▶ [What to work on]: Report each line of the entries below that has the word "almost" in it.

▶ [Data extract]:
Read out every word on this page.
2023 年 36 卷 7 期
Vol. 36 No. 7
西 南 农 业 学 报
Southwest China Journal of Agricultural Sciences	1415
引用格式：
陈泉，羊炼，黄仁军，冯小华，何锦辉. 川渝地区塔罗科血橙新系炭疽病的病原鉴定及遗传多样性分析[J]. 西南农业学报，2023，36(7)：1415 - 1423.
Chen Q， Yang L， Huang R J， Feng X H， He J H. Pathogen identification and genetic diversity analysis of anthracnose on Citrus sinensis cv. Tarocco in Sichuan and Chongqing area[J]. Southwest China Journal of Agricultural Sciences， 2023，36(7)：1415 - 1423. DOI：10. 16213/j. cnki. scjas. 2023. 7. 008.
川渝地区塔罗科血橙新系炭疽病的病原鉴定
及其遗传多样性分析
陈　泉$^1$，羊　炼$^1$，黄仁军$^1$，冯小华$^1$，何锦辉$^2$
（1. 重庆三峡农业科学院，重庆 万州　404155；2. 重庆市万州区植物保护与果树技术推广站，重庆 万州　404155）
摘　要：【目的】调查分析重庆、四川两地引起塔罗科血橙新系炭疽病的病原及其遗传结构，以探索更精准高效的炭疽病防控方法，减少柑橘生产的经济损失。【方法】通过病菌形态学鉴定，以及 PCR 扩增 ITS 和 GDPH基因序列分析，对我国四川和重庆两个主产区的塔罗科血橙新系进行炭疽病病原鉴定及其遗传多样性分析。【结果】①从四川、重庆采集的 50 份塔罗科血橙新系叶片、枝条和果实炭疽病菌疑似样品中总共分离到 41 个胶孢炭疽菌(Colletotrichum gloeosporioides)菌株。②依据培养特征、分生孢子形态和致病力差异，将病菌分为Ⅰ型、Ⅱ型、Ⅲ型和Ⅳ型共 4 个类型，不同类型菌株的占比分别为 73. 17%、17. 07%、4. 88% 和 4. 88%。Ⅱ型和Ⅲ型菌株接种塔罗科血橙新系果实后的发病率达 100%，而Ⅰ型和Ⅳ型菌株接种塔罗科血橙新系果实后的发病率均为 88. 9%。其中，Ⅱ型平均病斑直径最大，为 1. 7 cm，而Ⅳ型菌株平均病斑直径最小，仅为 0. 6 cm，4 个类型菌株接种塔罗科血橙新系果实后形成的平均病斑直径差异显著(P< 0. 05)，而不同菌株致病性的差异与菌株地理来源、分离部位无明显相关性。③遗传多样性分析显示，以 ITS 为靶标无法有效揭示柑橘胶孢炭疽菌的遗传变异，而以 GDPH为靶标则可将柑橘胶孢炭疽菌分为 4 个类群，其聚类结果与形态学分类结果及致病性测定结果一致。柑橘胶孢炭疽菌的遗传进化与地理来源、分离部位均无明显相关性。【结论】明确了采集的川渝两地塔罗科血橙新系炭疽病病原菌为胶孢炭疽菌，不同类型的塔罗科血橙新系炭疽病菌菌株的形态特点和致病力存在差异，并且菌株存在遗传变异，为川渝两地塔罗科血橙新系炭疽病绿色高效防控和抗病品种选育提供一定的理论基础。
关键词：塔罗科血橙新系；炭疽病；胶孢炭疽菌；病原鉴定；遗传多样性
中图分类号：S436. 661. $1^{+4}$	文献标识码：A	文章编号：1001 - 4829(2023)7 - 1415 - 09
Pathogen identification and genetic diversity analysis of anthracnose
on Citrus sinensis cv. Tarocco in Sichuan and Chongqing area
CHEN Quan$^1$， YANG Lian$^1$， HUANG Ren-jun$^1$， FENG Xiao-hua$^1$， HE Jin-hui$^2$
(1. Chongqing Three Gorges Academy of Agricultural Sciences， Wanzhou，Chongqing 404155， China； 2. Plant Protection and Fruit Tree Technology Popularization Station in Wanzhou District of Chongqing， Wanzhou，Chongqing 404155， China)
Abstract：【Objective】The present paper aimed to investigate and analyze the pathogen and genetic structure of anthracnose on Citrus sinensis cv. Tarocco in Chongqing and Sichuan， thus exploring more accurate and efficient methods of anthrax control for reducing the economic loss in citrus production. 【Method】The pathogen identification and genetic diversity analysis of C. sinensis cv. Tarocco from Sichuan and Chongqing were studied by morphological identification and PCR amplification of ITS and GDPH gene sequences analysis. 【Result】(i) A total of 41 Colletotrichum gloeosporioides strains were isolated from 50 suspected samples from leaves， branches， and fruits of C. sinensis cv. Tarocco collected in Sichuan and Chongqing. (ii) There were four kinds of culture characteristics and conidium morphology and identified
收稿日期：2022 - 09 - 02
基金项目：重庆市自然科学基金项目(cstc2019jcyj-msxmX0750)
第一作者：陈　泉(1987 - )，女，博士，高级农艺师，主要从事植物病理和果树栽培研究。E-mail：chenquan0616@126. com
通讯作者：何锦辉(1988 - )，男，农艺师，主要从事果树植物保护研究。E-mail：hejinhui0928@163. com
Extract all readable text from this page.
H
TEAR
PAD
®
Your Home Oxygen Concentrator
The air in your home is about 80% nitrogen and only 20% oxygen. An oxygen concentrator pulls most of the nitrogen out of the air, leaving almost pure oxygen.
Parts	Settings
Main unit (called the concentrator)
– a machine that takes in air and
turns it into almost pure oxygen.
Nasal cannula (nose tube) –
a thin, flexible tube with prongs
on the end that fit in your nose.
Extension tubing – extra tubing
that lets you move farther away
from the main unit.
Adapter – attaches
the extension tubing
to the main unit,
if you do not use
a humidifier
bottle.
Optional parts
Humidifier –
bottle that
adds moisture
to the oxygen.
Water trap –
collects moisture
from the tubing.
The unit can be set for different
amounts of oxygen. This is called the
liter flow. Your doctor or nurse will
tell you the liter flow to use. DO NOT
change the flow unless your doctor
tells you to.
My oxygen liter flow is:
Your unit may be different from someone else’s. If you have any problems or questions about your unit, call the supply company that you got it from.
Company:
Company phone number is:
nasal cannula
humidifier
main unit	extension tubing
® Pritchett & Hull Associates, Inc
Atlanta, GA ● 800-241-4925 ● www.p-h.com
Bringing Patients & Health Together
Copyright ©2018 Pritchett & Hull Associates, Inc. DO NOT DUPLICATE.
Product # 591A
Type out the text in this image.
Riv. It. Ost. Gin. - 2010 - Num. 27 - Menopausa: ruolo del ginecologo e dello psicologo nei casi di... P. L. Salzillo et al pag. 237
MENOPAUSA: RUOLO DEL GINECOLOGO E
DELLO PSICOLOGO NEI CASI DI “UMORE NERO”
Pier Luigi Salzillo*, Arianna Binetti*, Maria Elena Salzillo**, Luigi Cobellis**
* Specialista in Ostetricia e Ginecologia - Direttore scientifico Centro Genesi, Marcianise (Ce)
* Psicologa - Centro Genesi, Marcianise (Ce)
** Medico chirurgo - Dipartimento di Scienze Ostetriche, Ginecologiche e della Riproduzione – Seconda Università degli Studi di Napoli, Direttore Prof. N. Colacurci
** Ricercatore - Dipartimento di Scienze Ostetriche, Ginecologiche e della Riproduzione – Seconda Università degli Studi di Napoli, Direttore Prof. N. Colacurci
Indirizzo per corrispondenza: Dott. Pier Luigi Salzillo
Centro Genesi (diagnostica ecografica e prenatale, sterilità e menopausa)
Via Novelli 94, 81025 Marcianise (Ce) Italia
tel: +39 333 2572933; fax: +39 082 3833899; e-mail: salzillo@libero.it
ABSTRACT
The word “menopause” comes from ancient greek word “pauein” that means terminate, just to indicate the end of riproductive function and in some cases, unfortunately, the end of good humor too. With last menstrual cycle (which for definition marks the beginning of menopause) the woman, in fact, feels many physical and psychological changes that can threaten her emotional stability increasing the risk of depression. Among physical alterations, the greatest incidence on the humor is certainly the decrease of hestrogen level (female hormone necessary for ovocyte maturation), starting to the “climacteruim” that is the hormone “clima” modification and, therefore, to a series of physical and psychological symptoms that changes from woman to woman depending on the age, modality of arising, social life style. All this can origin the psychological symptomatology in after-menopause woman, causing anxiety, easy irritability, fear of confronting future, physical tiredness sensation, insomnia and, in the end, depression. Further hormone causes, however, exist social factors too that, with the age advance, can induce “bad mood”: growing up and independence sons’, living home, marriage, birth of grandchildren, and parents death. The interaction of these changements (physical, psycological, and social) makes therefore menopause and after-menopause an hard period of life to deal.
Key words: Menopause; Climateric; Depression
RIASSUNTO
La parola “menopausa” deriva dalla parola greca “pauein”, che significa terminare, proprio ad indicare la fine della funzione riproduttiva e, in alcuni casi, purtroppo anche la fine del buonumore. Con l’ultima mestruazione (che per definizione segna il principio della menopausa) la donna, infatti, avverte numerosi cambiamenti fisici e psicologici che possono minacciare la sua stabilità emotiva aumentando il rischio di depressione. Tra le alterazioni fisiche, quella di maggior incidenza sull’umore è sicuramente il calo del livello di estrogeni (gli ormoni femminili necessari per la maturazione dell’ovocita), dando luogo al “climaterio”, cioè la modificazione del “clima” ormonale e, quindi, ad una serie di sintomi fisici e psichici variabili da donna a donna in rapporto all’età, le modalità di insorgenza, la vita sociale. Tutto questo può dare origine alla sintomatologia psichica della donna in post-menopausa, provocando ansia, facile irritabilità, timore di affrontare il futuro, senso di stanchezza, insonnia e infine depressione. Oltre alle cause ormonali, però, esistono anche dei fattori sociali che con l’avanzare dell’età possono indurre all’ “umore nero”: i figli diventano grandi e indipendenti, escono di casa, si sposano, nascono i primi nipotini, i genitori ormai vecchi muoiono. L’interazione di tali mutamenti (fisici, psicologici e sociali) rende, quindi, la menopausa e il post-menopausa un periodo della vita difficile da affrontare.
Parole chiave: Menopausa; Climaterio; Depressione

▶ [Response for this exercise]:
The air in your home is about 80% nitrogen and only 20% oxygen. An oxygen concentrator pulls most of the nitrogen out of the air, leaving almost pure oxygen.
turns it into almost pure oxygen.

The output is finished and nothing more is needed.